Word for word, print each line of the listing below; pictures stay out.
+++ Provided records
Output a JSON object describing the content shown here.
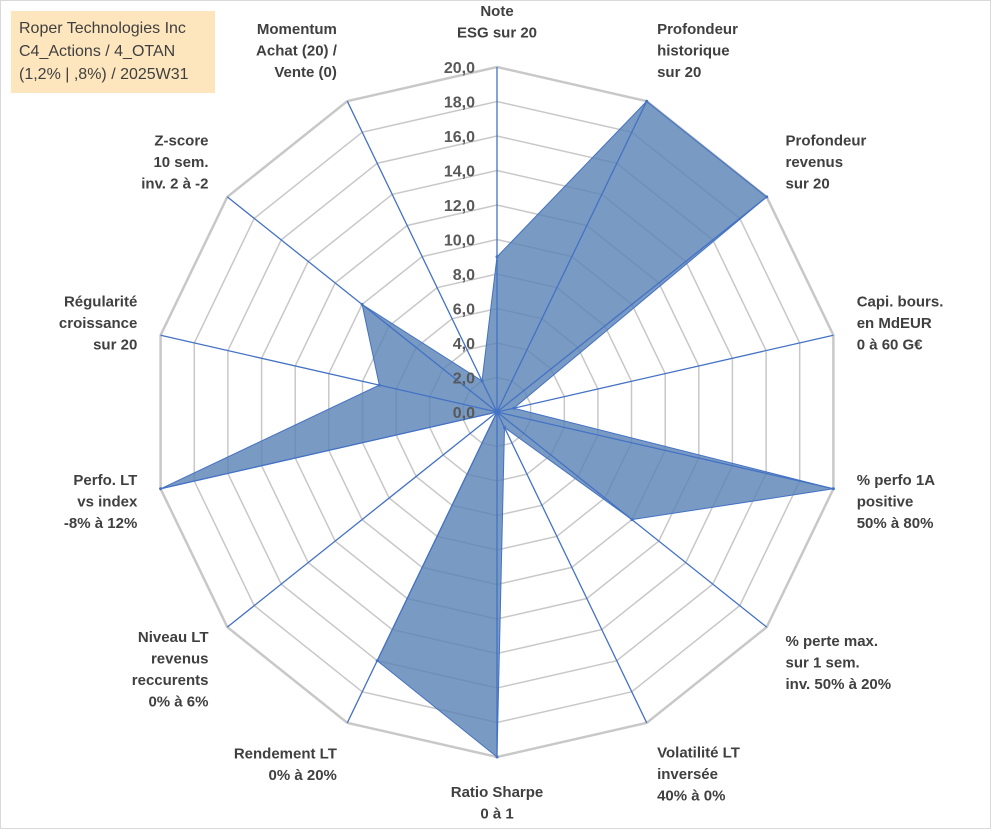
{
  "title_lines": [
    "Roper Technologies Inc",
    "C4_Actions / 4_OTAN",
    "(1,2% | ,8%) / 2025W31"
  ],
  "colors": {
    "fill": "#5b84b6",
    "series_line": "#4472c4",
    "spoke": "#4472c4",
    "grid": "#c8c8c8",
    "title_bg": "#fde6bd"
  },
  "chart_data": {
    "type": "radar",
    "rmin": 0,
    "rmax": 20,
    "tick_step": 2,
    "tick_labels": [
      "0,0",
      "2,0",
      "4,0",
      "6,0",
      "8,0",
      "10,0",
      "12,0",
      "14,0",
      "16,0",
      "18,0",
      "20,0"
    ],
    "grid": true,
    "legend": "none",
    "categories": [
      [
        "Note",
        "ESG sur 20"
      ],
      [
        "Profondeur",
        "historique",
        "sur 20"
      ],
      [
        "Profondeur",
        "revenus",
        "sur 20"
      ],
      [
        "Capi. bours.",
        "en MdEUR",
        "0 à 60 G€"
      ],
      [
        "% perfo 1A",
        "positive",
        "50% à 80%"
      ],
      [
        "% perte max.",
        "sur 1 sem.",
        "inv. 50% à 20%"
      ],
      [
        "Volatilité LT",
        "inversée",
        "40% à 0%"
      ],
      [
        "Ratio Sharpe",
        "0 à 1"
      ],
      [
        "Rendement LT",
        "0% à 20%"
      ],
      [
        "Niveau LT",
        "revenus",
        "reccurents",
        "0% à 6%"
      ],
      [
        "Perfo. LT",
        "vs index",
        "-8% à 12%"
      ],
      [
        "Régularité",
        "croissance",
        "sur 20"
      ],
      [
        "Z-score",
        "10 sem.",
        "inv. 2 à -2"
      ],
      [
        "Momentum",
        "Achat (20) /",
        "Vente (0)"
      ]
    ],
    "values": [
      9.0,
      20.0,
      20.0,
      1.0,
      20.0,
      10.0,
      1.0,
      20.0,
      16.0,
      0.0,
      20.0,
      7.0,
      10.0,
      2.0
    ]
  }
}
++++++
• Answer:
Output a JSON object describing the content shown here.
{
  "title_lines": [
    "Roper Technologies Inc",
    "C4_Actions / 4_OTAN",
    "(1,2% | ,8%) / 2025W31"
  ],
  "colors": {
    "fill": "#5b84b6",
    "series_line": "#4472c4",
    "spoke": "#4472c4",
    "grid": "#c8c8c8",
    "title_bg": "#fde6bd"
  },
  "chart_data": {
    "type": "radar",
    "rmin": 0,
    "rmax": 20,
    "tick_step": 2,
    "tick_labels": [
      "0,0",
      "2,0",
      "4,0",
      "6,0",
      "8,0",
      "10,0",
      "12,0",
      "14,0",
      "16,0",
      "18,0",
      "20,0"
    ],
    "grid": true,
    "legend": "none",
    "categories": [
      [
        "Note",
        "ESG sur 20"
      ],
      [
        "Profondeur",
        "historique",
        "sur 20"
      ],
      [
        "Profondeur",
        "revenus",
        "sur 20"
      ],
      [
        "Capi. bours.",
        "en MdEUR",
        "0 à 60 G€"
      ],
      [
        "% perfo 1A",
        "positive",
        "50% à 80%"
      ],
      [
        "% perte max.",
        "sur 1 sem.",
        "inv. 50% à 20%"
      ],
      [
        "Volatilité LT",
        "inversée",
        "40% à 0%"
      ],
      [
        "Ratio Sharpe",
        "0 à 1"
      ],
      [
        "Rendement LT",
        "0% à 20%"
      ],
      [
        "Niveau LT",
        "revenus",
        "reccurents",
        "0% à 6%"
      ],
      [
        "Perfo. LT",
        "vs index",
        "-8% à 12%"
      ],
      [
        "Régularité",
        "croissance",
        "sur 20"
      ],
      [
        "Z-score",
        "10 sem.",
        "inv. 2 à -2"
      ],
      [
        "Momentum",
        "Achat (20) /",
        "Vente (0)"
      ]
    ],
    "values": [
      9.0,
      20.0,
      20.0,
      1.0,
      20.0,
      10.0,
      1.0,
      20.0,
      16.0,
      0.0,
      20.0,
      7.0,
      10.0,
      2.0
    ]
  }
}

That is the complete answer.